EXERCISE INSTRUCTIONS>
• a. Rewrite the 1911 thread starting with "As stated in" and going on through "by Metro Arms.", replacing "price" with "cost".
• b. For each statement, answer yes or no according to the 1911 thread, and quote the words that decide it. (i) The original poster plans to use the pistol for carry. (ii) Bisley likes the Springfield Mil-Spec. (iii) rex recommends finding a used Colt instead of a new pistol.
• c. According to the 1911 thread, which brand would rex choose next for reliability if he didn't buy a used Colt?

TEXT EXTRACT>
Start

# What's the best value 1911 in the $500-700 range new/out of the box?



## redlinesrule

As stated in the title: What's the best value 1911 in the $500-700 range, new/out of the box? I'm looking for some general knowledge & opinions on this platform & of course anyone who's had one that has been reliable & well made for that price. This wouldn't be for carry but more for taking to the range & having some fun. We all know that you 'basically get what you pay for' in 1911's but where my money's been spent on my personal carry, this is what I have to purchase one. Thanks for the read & looking forward to your comments. ~ Don


----------



## slickab

American Classic II by Metro Arms.


----------



## Bisley

I like the Springfield Mil-Spec.


----------



## rex

Considering the word value,I'd forget new and find a nice used Colt.Reason being they hold their value compared to copies in general.If I didn't go that route,Springfield would be my next choice for reliability.While the cheaper ones do seem to be pretty good guns,the chances of getting one with problems is a little more likely in my opinion.

End

PROVIDED DATA>
Start

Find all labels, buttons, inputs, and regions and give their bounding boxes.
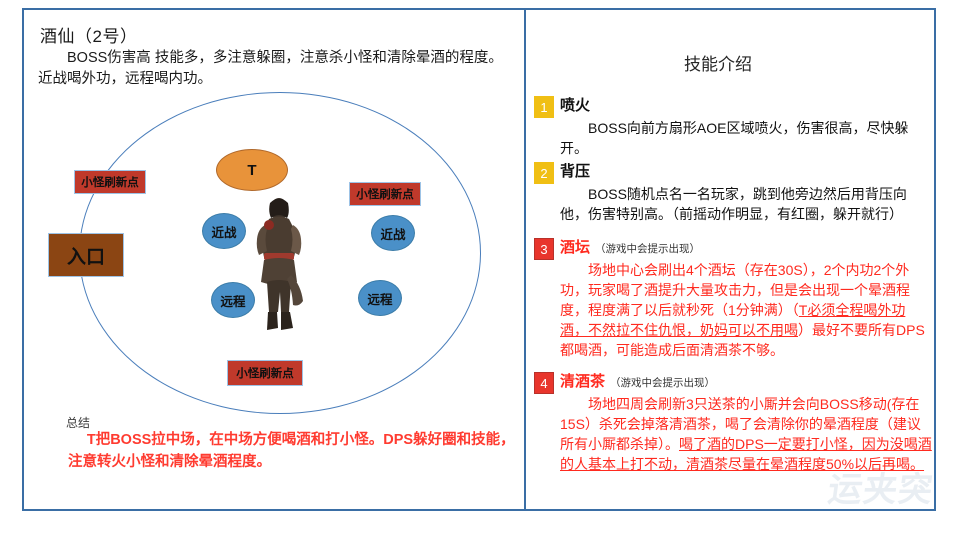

End

TASK-BY-TASK OUTPUTS>
• a.
As stated in the title: What's the best value 1911 in the $500-700 range, new/out of the box? I'm looking for some general knowledge & opinions on this platform & of course anyone who's had one that has been reliable & well made for that cost. This wouldn't be for carry but more for taking to the range & having some fun. We all know that you 'basically get what you pay for' in 1911's but where my money's been spent on my personal carry, this is what I have to purchase one. Thanks for the read & looking forward to your comments. ~ Don


----------



## slickab

American Classic II by Metro Arms.

• b.
(i) No: "This wouldn't be for carry but more for taking to the range & having some fun."
(ii) Yes: "I like the Springfield Mil-Spec."
(iii) Yes: "I'd forget new and find a nice used Colt."

• c. Springfield.